• [Job]
Each entry below should be echoed exactly, with pictures omitted.

+ + + + +

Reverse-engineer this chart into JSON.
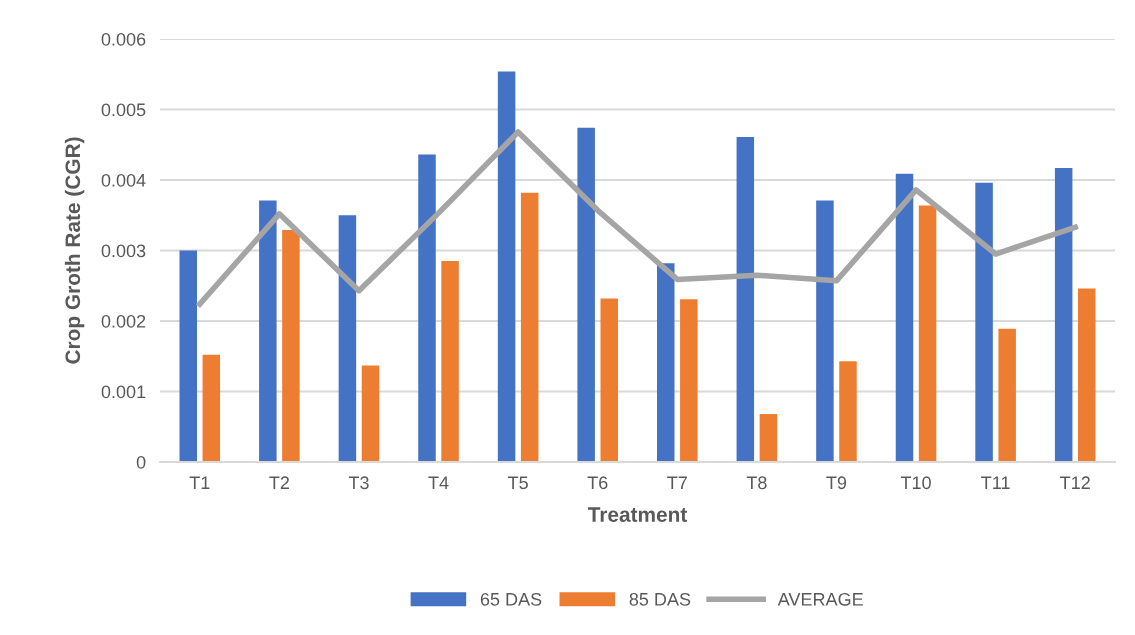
{
  "chart_data": {
    "type": "bar",
    "xlabel": "Treatment",
    "ylabel": "Crop Groth Rate (CGR)",
    "categories": [
      "T1",
      "T2",
      "T3",
      "T4",
      "T5",
      "T6",
      "T7",
      "T8",
      "T9",
      "T10",
      "T11",
      "T12"
    ],
    "series": [
      {
        "name": "65 DAS",
        "color": "#4472c4",
        "values": [
          0.003,
          0.00371,
          0.0035,
          0.00436,
          0.00554,
          0.00474,
          0.00282,
          0.00461,
          0.00371,
          0.00409,
          0.00396,
          0.00417
        ]
      },
      {
        "name": "85 DAS",
        "color": "#ed7d31",
        "values": [
          0.00152,
          0.00329,
          0.00137,
          0.00285,
          0.00382,
          0.00232,
          0.00231,
          0.00068,
          0.00143,
          0.00364,
          0.00189,
          0.00246
        ]
      },
      {
        "name": "AVERAGE",
        "type": "line",
        "color": "#a5a5a5",
        "values": [
          0.00224,
          0.00352,
          0.00243,
          0.00353,
          0.00468,
          0.00357,
          0.00259,
          0.00265,
          0.00257,
          0.00386,
          0.00295,
          0.00333
        ]
      }
    ],
    "ylim": [
      0,
      0.006
    ],
    "yticks": [
      0,
      0.001,
      0.002,
      0.003,
      0.004,
      0.005,
      0.006
    ],
    "grid": "y",
    "legend": "bottom",
    "marker": "none",
    "line_style": "solid"
  }
}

+ + + + +

• [Exercise response]
Reverse-engineer this chart into JSON.
{
  "chart_data": {
    "type": "bar",
    "xlabel": "Treatment",
    "ylabel": "Crop Groth Rate (CGR)",
    "categories": [
      "T1",
      "T2",
      "T3",
      "T4",
      "T5",
      "T6",
      "T7",
      "T8",
      "T9",
      "T10",
      "T11",
      "T12"
    ],
    "series": [
      {
        "name": "65 DAS",
        "color": "#4472c4",
        "values": [
          0.003,
          0.00371,
          0.0035,
          0.00436,
          0.00554,
          0.00474,
          0.00282,
          0.00461,
          0.00371,
          0.00409,
          0.00396,
          0.00417
        ]
      },
      {
        "name": "85 DAS",
        "color": "#ed7d31",
        "values": [
          0.00152,
          0.00329,
          0.00137,
          0.00285,
          0.00382,
          0.00232,
          0.00231,
          0.00068,
          0.00143,
          0.00364,
          0.00189,
          0.00246
        ]
      },
      {
        "name": "AVERAGE",
        "type": "line",
        "color": "#a5a5a5",
        "values": [
          0.00224,
          0.00352,
          0.00243,
          0.00353,
          0.00468,
          0.00357,
          0.00259,
          0.00265,
          0.00257,
          0.00386,
          0.00295,
          0.00333
        ]
      }
    ],
    "ylim": [
      0,
      0.006
    ],
    "yticks": [
      0,
      0.001,
      0.002,
      0.003,
      0.004,
      0.005,
      0.006
    ],
    "grid": "y",
    "legend": "bottom",
    "marker": "none",
    "line_style": "solid"
  }
}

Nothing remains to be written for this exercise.